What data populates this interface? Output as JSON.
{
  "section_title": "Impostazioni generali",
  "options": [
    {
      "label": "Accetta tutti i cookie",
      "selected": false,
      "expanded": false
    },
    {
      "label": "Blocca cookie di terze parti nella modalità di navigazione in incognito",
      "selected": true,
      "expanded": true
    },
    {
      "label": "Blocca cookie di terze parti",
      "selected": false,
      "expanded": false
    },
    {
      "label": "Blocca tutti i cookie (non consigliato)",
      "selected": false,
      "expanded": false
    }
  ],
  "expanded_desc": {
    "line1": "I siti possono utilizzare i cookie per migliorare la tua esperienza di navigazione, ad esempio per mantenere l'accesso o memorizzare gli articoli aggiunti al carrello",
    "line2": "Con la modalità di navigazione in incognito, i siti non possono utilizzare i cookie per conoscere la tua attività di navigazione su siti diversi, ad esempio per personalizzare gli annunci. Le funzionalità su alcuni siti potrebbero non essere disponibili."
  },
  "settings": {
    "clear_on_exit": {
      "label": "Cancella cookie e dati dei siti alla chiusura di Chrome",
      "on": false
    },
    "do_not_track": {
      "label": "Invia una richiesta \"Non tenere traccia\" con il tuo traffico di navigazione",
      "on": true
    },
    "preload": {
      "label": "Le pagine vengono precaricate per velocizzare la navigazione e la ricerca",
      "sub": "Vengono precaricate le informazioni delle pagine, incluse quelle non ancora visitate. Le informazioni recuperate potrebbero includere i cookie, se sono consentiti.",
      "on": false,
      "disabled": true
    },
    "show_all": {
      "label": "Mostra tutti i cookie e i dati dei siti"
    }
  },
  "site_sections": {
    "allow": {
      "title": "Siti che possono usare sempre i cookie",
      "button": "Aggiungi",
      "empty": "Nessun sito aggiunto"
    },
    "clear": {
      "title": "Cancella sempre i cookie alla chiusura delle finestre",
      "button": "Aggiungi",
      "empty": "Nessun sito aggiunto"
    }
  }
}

==============================

GIVEN INSTRUCTION -> Could you reproduce every record above exactly as it appears?

TASK RESPONSE ->
What data populates this interface? Output as JSON.
{
  "section_title": "Impostazioni generali",
  "options": [
    {
      "label": "Accetta tutti i cookie",
      "selected": false,
      "expanded": false
    },
    {
      "label": "Blocca cookie di terze parti nella modalità di navigazione in incognito",
      "selected": true,
      "expanded": true
    },
    {
      "label": "Blocca cookie di terze parti",
      "selected": false,
      "expanded": false
    },
    {
      "label": "Blocca tutti i cookie (non consigliato)",
      "selected": false,
      "expanded": false
    }
  ],
  "expanded_desc": {
    "line1": "I siti possono utilizzare i cookie per migliorare la tua esperienza di navigazione, ad esempio per mantenere l'accesso o memorizzare gli articoli aggiunti al carrello",
    "line2": "Con la modalità di navigazione in incognito, i siti non possono utilizzare i cookie per conoscere la tua attività di navigazione su siti diversi, ad esempio per personalizzare gli annunci. Le funzionalità su alcuni siti potrebbero non essere disponibili."
  },
  "settings": {
    "clear_on_exit": {
      "label": "Cancella cookie e dati dei siti alla chiusura di Chrome",
      "on": false
    },
    "do_not_track": {
      "label": "Invia una richiesta \"Non tenere traccia\" con il tuo traffico di navigazione",
      "on": true
    },
    "preload": {
      "label": "Le pagine vengono precaricate per velocizzare la navigazione e la ricerca",
      "sub": "Vengono precaricate le informazioni delle pagine, incluse quelle non ancora visitate. Le informazioni recuperate potrebbero includere i cookie, se sono consentiti.",
      "on": false,
      "disabled": true
    },
    "show_all": {
      "label": "Mostra tutti i cookie e i dati dei siti"
    }
  },
  "site_sections": {
    "allow": {
      "title": "Siti che possono usare sempre i cookie",
      "button": "Aggiungi",
      "empty": "Nessun sito aggiunto"
    },
    "clear": {
      "title": "Cancella sempre i cookie alla chiusura delle finestre",
      "button": "Aggiungi",
      "empty": "Nessun sito aggiunto"
    }
  }
}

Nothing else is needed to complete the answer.